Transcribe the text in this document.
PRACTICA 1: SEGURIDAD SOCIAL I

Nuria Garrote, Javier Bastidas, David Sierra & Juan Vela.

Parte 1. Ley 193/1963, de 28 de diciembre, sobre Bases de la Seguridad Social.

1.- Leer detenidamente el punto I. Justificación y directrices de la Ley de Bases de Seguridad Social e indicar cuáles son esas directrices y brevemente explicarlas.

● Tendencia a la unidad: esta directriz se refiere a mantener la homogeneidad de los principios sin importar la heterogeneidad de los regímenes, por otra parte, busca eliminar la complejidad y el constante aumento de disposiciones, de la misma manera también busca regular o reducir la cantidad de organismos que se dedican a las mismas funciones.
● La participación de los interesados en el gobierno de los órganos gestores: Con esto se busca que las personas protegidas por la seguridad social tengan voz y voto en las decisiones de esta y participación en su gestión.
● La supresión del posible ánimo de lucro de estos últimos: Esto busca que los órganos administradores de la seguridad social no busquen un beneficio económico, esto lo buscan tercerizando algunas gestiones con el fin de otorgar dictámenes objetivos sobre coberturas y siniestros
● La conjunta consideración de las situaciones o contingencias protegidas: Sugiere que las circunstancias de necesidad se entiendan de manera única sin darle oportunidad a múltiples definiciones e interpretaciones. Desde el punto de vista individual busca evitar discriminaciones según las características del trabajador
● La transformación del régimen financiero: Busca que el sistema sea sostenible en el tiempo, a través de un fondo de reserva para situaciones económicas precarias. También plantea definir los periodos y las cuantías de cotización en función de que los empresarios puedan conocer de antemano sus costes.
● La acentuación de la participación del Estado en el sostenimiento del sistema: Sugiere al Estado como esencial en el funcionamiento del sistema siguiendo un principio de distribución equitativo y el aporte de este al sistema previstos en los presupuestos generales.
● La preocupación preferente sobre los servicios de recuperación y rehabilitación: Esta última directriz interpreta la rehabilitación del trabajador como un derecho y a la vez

================================

State the number of lines in the preceding entries that include the word "trabajador". Provide nothing else.

FINAL RESULT
2